DATA SECTION:
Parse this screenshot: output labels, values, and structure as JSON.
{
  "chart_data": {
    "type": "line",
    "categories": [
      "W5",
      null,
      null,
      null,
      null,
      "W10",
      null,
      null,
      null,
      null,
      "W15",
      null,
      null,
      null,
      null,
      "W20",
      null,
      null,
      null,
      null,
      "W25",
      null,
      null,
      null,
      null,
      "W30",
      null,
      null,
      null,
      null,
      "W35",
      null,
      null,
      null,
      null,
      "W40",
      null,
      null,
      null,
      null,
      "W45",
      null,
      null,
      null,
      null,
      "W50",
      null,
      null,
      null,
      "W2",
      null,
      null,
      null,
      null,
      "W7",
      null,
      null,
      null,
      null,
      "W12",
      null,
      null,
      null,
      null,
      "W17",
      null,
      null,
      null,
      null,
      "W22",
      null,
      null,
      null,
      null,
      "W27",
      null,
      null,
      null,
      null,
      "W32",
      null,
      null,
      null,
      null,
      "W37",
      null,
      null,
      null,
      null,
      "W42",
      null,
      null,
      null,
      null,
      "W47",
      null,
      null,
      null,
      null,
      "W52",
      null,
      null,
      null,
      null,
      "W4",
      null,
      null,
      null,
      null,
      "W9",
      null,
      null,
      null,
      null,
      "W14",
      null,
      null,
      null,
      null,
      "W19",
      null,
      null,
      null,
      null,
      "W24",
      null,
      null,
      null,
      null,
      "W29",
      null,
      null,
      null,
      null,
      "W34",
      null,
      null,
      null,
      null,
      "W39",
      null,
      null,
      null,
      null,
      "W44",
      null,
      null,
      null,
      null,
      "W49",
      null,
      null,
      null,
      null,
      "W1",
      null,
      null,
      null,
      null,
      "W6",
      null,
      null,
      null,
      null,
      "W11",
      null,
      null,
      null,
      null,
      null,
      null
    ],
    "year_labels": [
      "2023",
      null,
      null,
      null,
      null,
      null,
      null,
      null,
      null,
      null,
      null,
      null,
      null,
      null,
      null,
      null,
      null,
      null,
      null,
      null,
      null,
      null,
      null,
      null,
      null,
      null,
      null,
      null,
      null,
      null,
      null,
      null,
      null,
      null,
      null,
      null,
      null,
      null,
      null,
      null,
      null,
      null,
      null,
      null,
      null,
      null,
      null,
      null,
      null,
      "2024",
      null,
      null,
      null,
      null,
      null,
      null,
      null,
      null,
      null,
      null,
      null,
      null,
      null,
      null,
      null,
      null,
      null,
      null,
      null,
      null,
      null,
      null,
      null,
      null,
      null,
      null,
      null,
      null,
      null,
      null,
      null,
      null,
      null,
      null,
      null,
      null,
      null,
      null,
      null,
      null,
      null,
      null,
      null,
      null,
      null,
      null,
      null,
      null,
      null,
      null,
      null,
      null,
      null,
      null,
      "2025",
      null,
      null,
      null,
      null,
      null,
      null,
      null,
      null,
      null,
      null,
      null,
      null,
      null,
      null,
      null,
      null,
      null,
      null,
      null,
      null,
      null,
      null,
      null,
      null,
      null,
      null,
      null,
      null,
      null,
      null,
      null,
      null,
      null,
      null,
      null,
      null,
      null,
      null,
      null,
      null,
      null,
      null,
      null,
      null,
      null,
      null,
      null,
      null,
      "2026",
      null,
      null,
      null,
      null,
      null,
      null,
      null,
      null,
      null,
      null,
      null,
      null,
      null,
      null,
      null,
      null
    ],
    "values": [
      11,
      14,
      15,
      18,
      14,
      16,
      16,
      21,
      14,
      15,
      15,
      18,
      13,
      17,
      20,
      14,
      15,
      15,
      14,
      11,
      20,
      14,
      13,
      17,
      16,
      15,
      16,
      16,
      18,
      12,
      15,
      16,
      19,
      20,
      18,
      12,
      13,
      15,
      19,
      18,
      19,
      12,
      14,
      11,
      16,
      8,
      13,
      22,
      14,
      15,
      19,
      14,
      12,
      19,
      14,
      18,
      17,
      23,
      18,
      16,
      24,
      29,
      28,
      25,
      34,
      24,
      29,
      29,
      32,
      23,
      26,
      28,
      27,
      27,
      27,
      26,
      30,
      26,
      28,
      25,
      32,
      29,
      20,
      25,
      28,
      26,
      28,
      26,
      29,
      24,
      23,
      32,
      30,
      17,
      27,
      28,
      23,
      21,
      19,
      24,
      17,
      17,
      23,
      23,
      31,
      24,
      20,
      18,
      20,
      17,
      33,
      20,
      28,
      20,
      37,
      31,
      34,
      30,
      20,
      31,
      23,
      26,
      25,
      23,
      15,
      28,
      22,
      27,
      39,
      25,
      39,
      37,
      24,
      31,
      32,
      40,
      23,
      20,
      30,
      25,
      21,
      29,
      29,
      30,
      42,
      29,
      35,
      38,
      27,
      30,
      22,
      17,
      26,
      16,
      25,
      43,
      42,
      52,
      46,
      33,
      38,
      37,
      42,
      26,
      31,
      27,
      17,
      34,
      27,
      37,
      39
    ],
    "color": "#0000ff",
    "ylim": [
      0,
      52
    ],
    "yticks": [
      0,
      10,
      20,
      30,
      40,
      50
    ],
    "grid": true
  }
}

GOAL: Copy all of the data exactly.

SOLUTION TO THIS PROBLEM:
Parse this screenshot: output labels, values, and structure as JSON.
{
  "chart_data": {
    "type": "line",
    "categories": [
      "W5",
      null,
      null,
      null,
      null,
      "W10",
      null,
      null,
      null,
      null,
      "W15",
      null,
      null,
      null,
      null,
      "W20",
      null,
      null,
      null,
      null,
      "W25",
      null,
      null,
      null,
      null,
      "W30",
      null,
      null,
      null,
      null,
      "W35",
      null,
      null,
      null,
      null,
      "W40",
      null,
      null,
      null,
      null,
      "W45",
      null,
      null,
      null,
      null,
      "W50",
      null,
      null,
      null,
      "W2",
      null,
      null,
      null,
      null,
      "W7",
      null,
      null,
      null,
      null,
      "W12",
      null,
      null,
      null,
      null,
      "W17",
      null,
      null,
      null,
      null,
      "W22",
      null,
      null,
      null,
      null,
      "W27",
      null,
      null,
      null,
      null,
      "W32",
      null,
      null,
      null,
      null,
      "W37",
      null,
      null,
      null,
      null,
      "W42",
      null,
      null,
      null,
      null,
      "W47",
      null,
      null,
      null,
      null,
      "W52",
      null,
      null,
      null,
      null,
      "W4",
      null,
      null,
      null,
      null,
      "W9",
      null,
      null,
      null,
      null,
      "W14",
      null,
      null,
      null,
      null,
      "W19",
      null,
      null,
      null,
      null,
      "W24",
      null,
      null,
      null,
      null,
      "W29",
      null,
      null,
      null,
      null,
      "W34",
      null,
      null,
      null,
      null,
      "W39",
      null,
      null,
      null,
      null,
      "W44",
      null,
      null,
      null,
      null,
      "W49",
      null,
      null,
      null,
      null,
      "W1",
      null,
      null,
      null,
      null,
      "W6",
      null,
      null,
      null,
      null,
      "W11",
      null,
      null,
      null,
      null,
      null,
      null
    ],
    "year_labels": [
      "2023",
      null,
      null,
      null,
      null,
      null,
      null,
      null,
      null,
      null,
      null,
      null,
      null,
      null,
      null,
      null,
      null,
      null,
      null,
      null,
      null,
      null,
      null,
      null,
      null,
      null,
      null,
      null,
      null,
      null,
      null,
      null,
      null,
      null,
      null,
      null,
      null,
      null,
      null,
      null,
      null,
      null,
      null,
      null,
      null,
      null,
      null,
      null,
      null,
      "2024",
      null,
      null,
      null,
      null,
      null,
      null,
      null,
      null,
      null,
      null,
      null,
      null,
      null,
      null,
      null,
      null,
      null,
      null,
      null,
      null,
      null,
      null,
      null,
      null,
      null,
      null,
      null,
      null,
      null,
      null,
      null,
      null,
      null,
      null,
      null,
      null,
      null,
      null,
      null,
      null,
      null,
      null,
      null,
      null,
      null,
      null,
      null,
      null,
      null,
      null,
      null,
      null,
      null,
      null,
      "2025",
      null,
      null,
      null,
      null,
      null,
      null,
      null,
      null,
      null,
      null,
      null,
      null,
      null,
      null,
      null,
      null,
      null,
      null,
      null,
      null,
      null,
      null,
      null,
      null,
      null,
      null,
      null,
      null,
      null,
      null,
      null,
      null,
      null,
      null,
      null,
      null,
      null,
      null,
      null,
      null,
      null,
      null,
      null,
      null,
      null,
      null,
      null,
      null,
      "2026",
      null,
      null,
      null,
      null,
      null,
      null,
      null,
      null,
      null,
      null,
      null,
      null,
      null,
      null,
      null,
      null
    ],
    "values": [
      11,
      14,
      15,
      18,
      14,
      16,
      16,
      21,
      14,
      15,
      15,
      18,
      13,
      17,
      20,
      14,
      15,
      15,
      14,
      11,
      20,
      14,
      13,
      17,
      16,
      15,
      16,
      16,
      18,
      12,
      15,
      16,
      19,
      20,
      18,
      12,
      13,
      15,
      19,
      18,
      19,
      12,
      14,
      11,
      16,
      8,
      13,
      22,
      14,
      15,
      19,
      14,
      12,
      19,
      14,
      18,
      17,
      23,
      18,
      16,
      24,
      29,
      28,
      25,
      34,
      24,
      29,
      29,
      32,
      23,
      26,
      28,
      27,
      27,
      27,
      26,
      30,
      26,
      28,
      25,
      32,
      29,
      20,
      25,
      28,
      26,
      28,
      26,
      29,
      24,
      23,
      32,
      30,
      17,
      27,
      28,
      23,
      21,
      19,
      24,
      17,
      17,
      23,
      23,
      31,
      24,
      20,
      18,
      20,
      17,
      33,
      20,
      28,
      20,
      37,
      31,
      34,
      30,
      20,
      31,
      23,
      26,
      25,
      23,
      15,
      28,
      22,
      27,
      39,
      25,
      39,
      37,
      24,
      31,
      32,
      40,
      23,
      20,
      30,
      25,
      21,
      29,
      29,
      30,
      42,
      29,
      35,
      38,
      27,
      30,
      22,
      17,
      26,
      16,
      25,
      43,
      42,
      52,
      46,
      33,
      38,
      37,
      42,
      26,
      31,
      27,
      17,
      34,
      27,
      37,
      39
    ],
    "color": "#0000ff",
    "ylim": [
      0,
      52
    ],
    "yticks": [
      0,
      10,
      20,
      30,
      40,
      50
    ],
    "grid": true
  }
}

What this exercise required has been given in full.